** Begin Entries **

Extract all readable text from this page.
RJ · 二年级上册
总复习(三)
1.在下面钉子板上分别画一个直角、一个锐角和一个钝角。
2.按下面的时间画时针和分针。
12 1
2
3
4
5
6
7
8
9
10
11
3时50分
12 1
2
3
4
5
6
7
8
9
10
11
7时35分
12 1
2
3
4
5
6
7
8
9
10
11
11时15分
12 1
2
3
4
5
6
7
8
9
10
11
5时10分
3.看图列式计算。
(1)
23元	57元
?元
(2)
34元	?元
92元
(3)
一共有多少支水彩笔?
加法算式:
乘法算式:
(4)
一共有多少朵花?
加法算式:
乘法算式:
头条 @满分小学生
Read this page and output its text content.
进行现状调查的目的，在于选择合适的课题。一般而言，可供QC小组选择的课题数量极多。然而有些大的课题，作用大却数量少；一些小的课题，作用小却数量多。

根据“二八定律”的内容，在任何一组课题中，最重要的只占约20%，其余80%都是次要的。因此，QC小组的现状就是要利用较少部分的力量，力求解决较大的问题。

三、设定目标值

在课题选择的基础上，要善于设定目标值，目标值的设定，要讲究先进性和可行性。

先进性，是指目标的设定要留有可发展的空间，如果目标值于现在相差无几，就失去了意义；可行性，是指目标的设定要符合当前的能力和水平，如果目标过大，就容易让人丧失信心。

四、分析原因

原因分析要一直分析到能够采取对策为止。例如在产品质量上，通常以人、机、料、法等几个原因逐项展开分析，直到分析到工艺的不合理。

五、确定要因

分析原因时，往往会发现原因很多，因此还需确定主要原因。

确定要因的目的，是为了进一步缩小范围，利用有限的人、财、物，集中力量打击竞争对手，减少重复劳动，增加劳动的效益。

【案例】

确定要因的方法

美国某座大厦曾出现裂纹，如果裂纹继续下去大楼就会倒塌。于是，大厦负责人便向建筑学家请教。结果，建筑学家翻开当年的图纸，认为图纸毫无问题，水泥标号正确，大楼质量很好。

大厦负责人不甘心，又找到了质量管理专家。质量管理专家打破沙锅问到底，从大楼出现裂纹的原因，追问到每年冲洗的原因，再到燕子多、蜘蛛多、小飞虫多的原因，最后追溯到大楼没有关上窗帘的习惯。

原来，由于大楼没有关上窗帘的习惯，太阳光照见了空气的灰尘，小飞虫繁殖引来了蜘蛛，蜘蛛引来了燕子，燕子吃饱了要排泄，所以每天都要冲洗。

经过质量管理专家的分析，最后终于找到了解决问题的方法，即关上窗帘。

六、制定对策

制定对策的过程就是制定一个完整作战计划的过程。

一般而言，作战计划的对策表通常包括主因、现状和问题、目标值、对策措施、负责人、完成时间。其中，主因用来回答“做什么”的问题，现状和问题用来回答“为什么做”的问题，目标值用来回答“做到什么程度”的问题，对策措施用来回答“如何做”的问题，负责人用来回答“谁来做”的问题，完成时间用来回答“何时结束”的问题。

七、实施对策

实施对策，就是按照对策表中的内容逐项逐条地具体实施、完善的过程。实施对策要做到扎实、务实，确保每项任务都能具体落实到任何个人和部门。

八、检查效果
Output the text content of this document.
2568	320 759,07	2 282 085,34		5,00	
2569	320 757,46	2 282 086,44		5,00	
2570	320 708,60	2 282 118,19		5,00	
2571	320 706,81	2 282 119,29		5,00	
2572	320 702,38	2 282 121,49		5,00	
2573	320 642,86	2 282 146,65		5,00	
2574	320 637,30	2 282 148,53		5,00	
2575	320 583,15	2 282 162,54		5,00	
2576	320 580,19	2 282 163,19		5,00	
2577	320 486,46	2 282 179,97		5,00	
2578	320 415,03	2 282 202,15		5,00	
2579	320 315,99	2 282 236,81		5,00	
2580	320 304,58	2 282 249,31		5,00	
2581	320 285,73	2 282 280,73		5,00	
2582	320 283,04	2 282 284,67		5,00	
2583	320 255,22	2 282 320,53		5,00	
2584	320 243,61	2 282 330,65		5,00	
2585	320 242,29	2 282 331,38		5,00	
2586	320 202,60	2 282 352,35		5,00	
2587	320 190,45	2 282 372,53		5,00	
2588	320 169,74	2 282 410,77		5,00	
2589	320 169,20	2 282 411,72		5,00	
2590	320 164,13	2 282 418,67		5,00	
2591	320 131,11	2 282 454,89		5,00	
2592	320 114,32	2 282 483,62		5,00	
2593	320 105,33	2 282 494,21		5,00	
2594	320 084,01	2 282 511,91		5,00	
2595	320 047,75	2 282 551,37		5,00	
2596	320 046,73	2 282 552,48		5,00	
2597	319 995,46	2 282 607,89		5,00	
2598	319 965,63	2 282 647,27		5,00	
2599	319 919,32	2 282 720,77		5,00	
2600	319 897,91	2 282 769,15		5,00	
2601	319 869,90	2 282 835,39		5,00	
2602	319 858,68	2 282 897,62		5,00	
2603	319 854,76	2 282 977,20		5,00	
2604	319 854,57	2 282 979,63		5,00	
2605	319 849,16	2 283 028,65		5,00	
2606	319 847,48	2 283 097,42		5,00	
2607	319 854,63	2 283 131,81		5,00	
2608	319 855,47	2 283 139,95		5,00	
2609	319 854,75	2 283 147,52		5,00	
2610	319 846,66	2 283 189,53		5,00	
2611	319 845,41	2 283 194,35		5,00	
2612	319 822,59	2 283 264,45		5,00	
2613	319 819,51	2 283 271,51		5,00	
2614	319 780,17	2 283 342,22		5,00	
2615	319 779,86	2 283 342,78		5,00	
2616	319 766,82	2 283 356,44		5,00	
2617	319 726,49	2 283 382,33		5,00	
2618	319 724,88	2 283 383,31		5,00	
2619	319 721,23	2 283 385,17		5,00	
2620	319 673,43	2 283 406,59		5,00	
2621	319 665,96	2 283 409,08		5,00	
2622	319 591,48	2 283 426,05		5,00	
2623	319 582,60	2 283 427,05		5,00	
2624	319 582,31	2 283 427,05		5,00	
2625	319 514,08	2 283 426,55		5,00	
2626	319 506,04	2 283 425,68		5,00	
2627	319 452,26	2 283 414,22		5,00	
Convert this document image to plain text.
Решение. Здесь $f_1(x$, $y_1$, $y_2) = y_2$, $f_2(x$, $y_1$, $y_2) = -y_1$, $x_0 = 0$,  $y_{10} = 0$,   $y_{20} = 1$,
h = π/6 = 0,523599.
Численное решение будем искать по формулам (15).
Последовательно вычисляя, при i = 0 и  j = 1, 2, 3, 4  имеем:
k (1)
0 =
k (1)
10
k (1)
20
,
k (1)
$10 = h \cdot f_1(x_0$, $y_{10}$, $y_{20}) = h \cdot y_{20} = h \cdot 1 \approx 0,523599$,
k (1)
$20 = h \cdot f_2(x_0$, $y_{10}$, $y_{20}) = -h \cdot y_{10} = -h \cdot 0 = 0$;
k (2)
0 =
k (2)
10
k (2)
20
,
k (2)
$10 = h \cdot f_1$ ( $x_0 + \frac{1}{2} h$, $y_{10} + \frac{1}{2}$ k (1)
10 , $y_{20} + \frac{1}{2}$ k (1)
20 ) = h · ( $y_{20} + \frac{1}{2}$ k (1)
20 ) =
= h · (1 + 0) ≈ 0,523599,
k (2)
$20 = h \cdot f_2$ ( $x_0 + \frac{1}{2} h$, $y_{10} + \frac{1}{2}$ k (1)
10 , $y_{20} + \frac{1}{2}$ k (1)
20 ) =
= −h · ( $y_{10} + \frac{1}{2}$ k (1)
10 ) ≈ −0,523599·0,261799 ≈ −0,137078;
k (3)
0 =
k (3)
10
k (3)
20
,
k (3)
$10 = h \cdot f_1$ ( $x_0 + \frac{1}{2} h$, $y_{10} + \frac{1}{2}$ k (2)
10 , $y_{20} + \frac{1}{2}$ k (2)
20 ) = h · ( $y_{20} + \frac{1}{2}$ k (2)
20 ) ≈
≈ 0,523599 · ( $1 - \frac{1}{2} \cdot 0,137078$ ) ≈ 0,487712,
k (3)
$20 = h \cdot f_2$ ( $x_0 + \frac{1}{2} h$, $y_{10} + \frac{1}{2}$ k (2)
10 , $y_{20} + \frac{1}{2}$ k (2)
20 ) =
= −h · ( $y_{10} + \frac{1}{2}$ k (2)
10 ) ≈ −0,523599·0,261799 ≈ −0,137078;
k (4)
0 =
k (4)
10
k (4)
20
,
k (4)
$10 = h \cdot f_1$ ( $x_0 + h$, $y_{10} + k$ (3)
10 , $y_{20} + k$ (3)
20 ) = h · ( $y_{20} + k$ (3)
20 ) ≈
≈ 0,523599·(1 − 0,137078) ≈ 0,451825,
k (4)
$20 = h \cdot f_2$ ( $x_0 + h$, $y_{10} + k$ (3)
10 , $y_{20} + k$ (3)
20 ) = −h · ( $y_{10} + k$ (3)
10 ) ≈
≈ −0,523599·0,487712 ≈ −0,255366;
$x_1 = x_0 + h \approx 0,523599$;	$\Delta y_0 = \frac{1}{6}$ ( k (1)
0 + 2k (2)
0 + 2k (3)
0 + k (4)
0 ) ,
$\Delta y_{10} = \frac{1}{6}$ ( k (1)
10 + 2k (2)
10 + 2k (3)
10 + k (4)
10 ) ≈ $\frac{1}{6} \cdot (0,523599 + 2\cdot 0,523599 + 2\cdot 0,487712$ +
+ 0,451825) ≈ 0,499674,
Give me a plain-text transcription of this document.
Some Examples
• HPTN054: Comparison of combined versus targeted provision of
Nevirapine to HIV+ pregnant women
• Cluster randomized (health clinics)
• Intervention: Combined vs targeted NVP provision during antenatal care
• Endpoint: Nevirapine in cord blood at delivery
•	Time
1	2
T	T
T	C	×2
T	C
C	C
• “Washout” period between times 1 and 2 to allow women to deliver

** End Entries **

The request |
Copy exactly, and only, the lines from the one containing "Give me a plain-text" through the last line of the listing.

Answer |
Give me a plain-text transcription of this document.
Some Examples
• HPTN054: Comparison of combined versus targeted provision of
Nevirapine to HIV+ pregnant women
• Cluster randomized (health clinics)
• Intervention: Combined vs targeted NVP provision during antenatal care
• Endpoint: Nevirapine in cord blood at delivery
•	Time
1	2
T	T
T	C	×2
T	C
C	C
• “Washout” period between times 1 and 2 to allow women to deliver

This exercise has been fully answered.